EXERCISE DESCRIPTION:
Every entry must be copied word for word.

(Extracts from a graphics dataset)
──────────────────────────────

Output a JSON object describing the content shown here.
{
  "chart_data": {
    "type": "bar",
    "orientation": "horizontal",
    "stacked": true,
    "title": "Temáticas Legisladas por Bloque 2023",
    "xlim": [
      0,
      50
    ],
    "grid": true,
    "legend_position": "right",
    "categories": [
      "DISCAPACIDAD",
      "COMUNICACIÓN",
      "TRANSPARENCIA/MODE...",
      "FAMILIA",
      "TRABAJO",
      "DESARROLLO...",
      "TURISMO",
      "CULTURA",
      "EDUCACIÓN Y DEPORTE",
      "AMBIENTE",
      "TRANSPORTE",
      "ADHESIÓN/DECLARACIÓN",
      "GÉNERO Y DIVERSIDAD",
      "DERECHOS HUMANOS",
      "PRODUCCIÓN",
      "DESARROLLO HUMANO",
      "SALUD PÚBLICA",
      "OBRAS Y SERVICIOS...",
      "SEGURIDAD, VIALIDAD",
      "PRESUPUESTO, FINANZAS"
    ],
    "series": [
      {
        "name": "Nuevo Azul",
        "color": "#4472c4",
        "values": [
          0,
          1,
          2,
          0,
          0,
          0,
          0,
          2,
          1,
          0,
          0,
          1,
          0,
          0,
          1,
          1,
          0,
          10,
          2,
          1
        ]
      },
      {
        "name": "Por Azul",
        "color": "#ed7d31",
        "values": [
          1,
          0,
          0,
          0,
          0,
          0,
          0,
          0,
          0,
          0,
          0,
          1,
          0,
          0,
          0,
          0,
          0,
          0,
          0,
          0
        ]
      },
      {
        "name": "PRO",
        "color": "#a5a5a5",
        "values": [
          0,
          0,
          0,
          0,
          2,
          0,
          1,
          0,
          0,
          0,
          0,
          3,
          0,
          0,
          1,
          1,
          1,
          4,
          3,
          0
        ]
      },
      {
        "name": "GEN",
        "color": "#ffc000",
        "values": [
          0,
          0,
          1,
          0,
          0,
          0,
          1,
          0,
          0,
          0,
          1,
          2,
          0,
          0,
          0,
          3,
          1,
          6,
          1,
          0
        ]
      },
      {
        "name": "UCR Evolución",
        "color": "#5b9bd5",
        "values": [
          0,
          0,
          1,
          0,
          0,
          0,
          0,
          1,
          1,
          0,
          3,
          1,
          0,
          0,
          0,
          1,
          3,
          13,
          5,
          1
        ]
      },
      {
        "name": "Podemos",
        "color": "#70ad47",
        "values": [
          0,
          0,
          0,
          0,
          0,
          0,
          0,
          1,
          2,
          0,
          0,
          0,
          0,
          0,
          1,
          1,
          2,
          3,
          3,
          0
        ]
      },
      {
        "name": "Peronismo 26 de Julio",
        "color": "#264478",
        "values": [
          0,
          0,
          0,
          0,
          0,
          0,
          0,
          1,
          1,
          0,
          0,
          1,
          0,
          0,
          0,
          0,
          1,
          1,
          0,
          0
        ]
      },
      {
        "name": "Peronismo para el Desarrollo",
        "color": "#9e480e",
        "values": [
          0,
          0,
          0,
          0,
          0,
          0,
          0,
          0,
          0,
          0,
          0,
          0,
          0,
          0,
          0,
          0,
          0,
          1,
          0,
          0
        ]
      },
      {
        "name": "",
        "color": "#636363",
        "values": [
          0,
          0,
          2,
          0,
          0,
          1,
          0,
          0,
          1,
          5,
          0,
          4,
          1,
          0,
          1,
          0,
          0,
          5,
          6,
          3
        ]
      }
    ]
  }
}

──────────────────────────────

EXERCISE RESULT:
Output a JSON object describing the content shown here.
{
  "chart_data": {
    "type": "bar",
    "orientation": "horizontal",
    "stacked": true,
    "title": "Temáticas Legisladas por Bloque 2023",
    "xlim": [
      0,
      50
    ],
    "grid": true,
    "legend_position": "right",
    "categories": [
      "DISCAPACIDAD",
      "COMUNICACIÓN",
      "TRANSPARENCIA/MODE...",
      "FAMILIA",
      "TRABAJO",
      "DESARROLLO...",
      "TURISMO",
      "CULTURA",
      "EDUCACIÓN Y DEPORTE",
      "AMBIENTE",
      "TRANSPORTE",
      "ADHESIÓN/DECLARACIÓN",
      "GÉNERO Y DIVERSIDAD",
      "DERECHOS HUMANOS",
      "PRODUCCIÓN",
      "DESARROLLO HUMANO",
      "SALUD PÚBLICA",
      "OBRAS Y SERVICIOS...",
      "SEGURIDAD, VIALIDAD",
      "PRESUPUESTO, FINANZAS"
    ],
    "series": [
      {
        "name": "Nuevo Azul",
        "color": "#4472c4",
        "values": [
          0,
          1,
          2,
          0,
          0,
          0,
          0,
          2,
          1,
          0,
          0,
          1,
          0,
          0,
          1,
          1,
          0,
          10,
          2,
          1
        ]
      },
      {
        "name": "Por Azul",
        "color": "#ed7d31",
        "values": [
          1,
          0,
          0,
          0,
          0,
          0,
          0,
          0,
          0,
          0,
          0,
          1,
          0,
          0,
          0,
          0,
          0,
          0,
          0,
          0
        ]
      },
      {
        "name": "PRO",
        "color": "#a5a5a5",
        "values": [
          0,
          0,
          0,
          0,
          2,
          0,
          1,
          0,
          0,
          0,
          0,
          3,
          0,
          0,
          1,
          1,
          1,
          4,
          3,
          0
        ]
      },
      {
        "name": "GEN",
        "color": "#ffc000",
        "values": [
          0,
          0,
          1,
          0,
          0,
          0,
          1,
          0,
          0,
          0,
          1,
          2,
          0,
          0,
          0,
          3,
          1,
          6,
          1,
          0
        ]
      },
      {
        "name": "UCR Evolución",
        "color": "#5b9bd5",
        "values": [
          0,
          0,
          1,
          0,
          0,
          0,
          0,
          1,
          1,
          0,
          3,
          1,
          0,
          0,
          0,
          1,
          3,
          13,
          5,
          1
        ]
      },
      {
        "name": "Podemos",
        "color": "#70ad47",
        "values": [
          0,
          0,
          0,
          0,
          0,
          0,
          0,
          1,
          2,
          0,
          0,
          0,
          0,
          0,
          1,
          1,
          2,
          3,
          3,
          0
        ]
      },
      {
        "name": "Peronismo 26 de Julio",
        "color": "#264478",
        "values": [
          0,
          0,
          0,
          0,
          0,
          0,
          0,
          1,
          1,
          0,
          0,
          1,
          0,
          0,
          0,
          0,
          1,
          1,
          0,
          0
        ]
      },
      {
        "name": "Peronismo para el Desarrollo",
        "color": "#9e480e",
        "values": [
          0,
          0,
          0,
          0,
          0,
          0,
          0,
          0,
          0,
          0,
          0,
          0,
          0,
          0,
          0,
          0,
          0,
          1,
          0,
          0
        ]
      },
      {
        "name": "",
        "color": "#636363",
        "values": [
          0,
          0,
          2,
          0,
          0,
          1,
          0,
          0,
          1,
          5,
          0,
          4,
          1,
          0,
          1,
          0,
          0,
          5,
          6,
          3
        ]
      }
    ]
  }
}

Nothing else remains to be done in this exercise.